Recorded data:
========================================================================
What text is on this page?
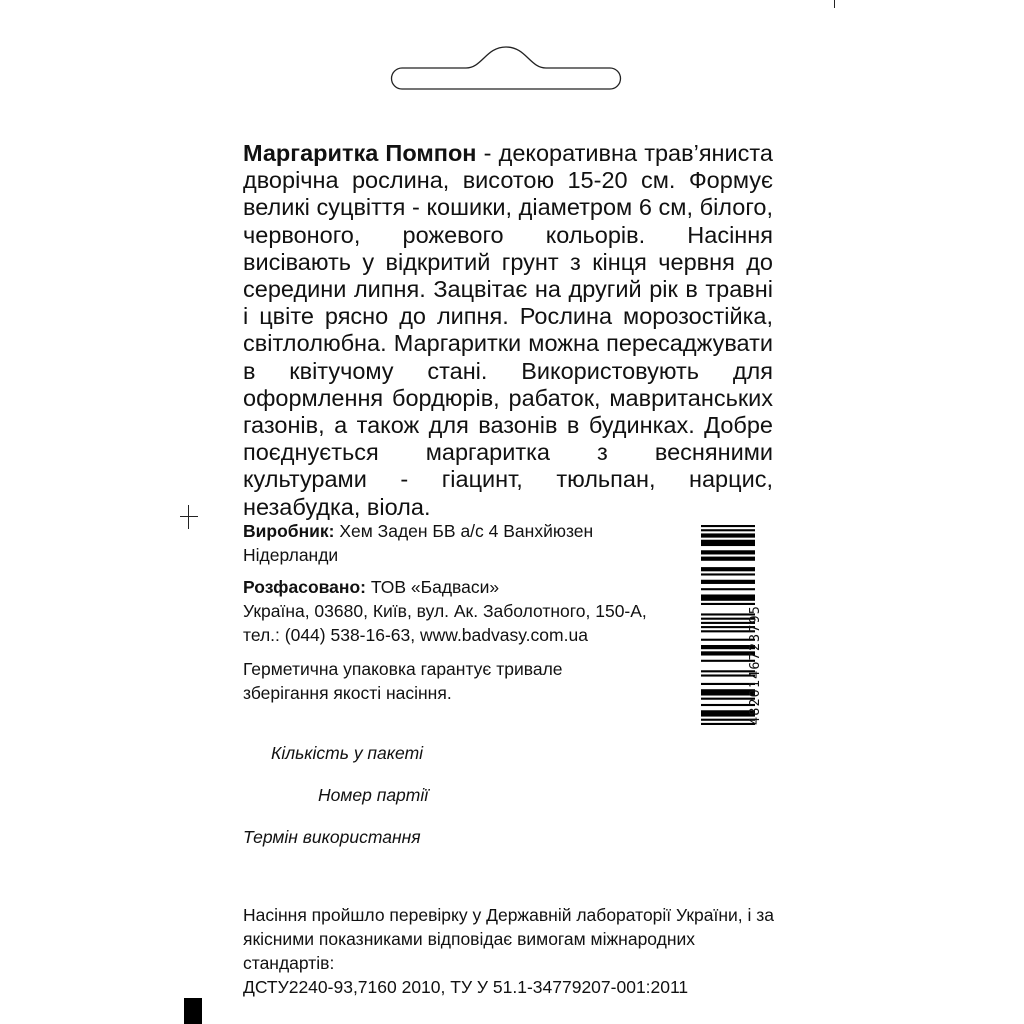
Маргаритка Помпон - декоративна трав’яниста дворічна рослина, висотою 15-20 см. Формує великі суцвіття - кошики, діаметром 6 см, білого, червоного, рожевого кольорів. Насіння висівають у відкритий грунт з кінця червня до середини липня. Зацвітає на другий рік в травні і цвіте рясно до липня. Рослина морозостійка, світлолюбна. Маргаритки можна пересаджувати в квітучому стані. Використовують для оформлення бордюрів, рабаток, мавританських газонів, а також для вазонів в будинках. Добре поєднується маргаритка з весняними культурами - гіацинт, тюльпан, нарцис, незабудка, віола.

Виробник: Хем Заден БВ а/с 4 Ванхйюзен
Нідерланди

Розфасовано: ТОВ «Бадваси»
Україна, 03680, Київ, вул. Ак. Заболотного, 150-А,
тел.: (044) 538-16-63, www.badvasy.com.ua

Герметична упаковка гарантує тривале
зберігання якості насіння.

Кількість у пакеті

Номер партії

Термін використання

Насіння пройшло перевірку у Державній лабораторії України, і за
якісними показниками відповідає вимогам міжнародних стандартів:
ДСТУ2240-93,7160 2010, ТУ У 51.1-34779207-001:2011

4820146723795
========================================================================
GIVEN INSTRUCTION
Using the material above, set down every line exactly, but skip the pictures.

OUTPUT BELOW
What text is on this page?
Маргаритка Помпон - декоративна трав’яниста дворічна рослина, висотою 15-20 см. Формує великі суцвіття - кошики, діаметром 6 см, білого, червоного, рожевого кольорів. Насіння висівають у відкритий грунт з кінця червня до середини липня. Зацвітає на другий рік в травні і цвіте рясно до липня. Рослина морозостійка, світлолюбна. Маргаритки можна пересаджувати в квітучому стані. Використовують для оформлення бордюрів, рабаток, мавританських газонів, а також для вазонів в будинках. Добре поєднується маргаритка з весняними культурами - гіацинт, тюльпан, нарцис, незабудка, віола.

Виробник: Хем Заден БВ а/с 4 Ванхйюзен
Нідерланди

Розфасовано: ТОВ «Бадваси»
Україна, 03680, Київ, вул. Ак. Заболотного, 150-А,
тел.: (044) 538-16-63, www.badvasy.com.ua

Герметична упаковка гарантує тривале
зберігання якості насіння.

Кількість у пакеті

Номер партії

Термін використання

Насіння пройшло перевірку у Державній лабораторії України, і за
якісними показниками відповідає вимогам міжнародних стандартів:
ДСТУ2240-93,7160 2010, ТУ У 51.1-34779207-001:2011

4820146723795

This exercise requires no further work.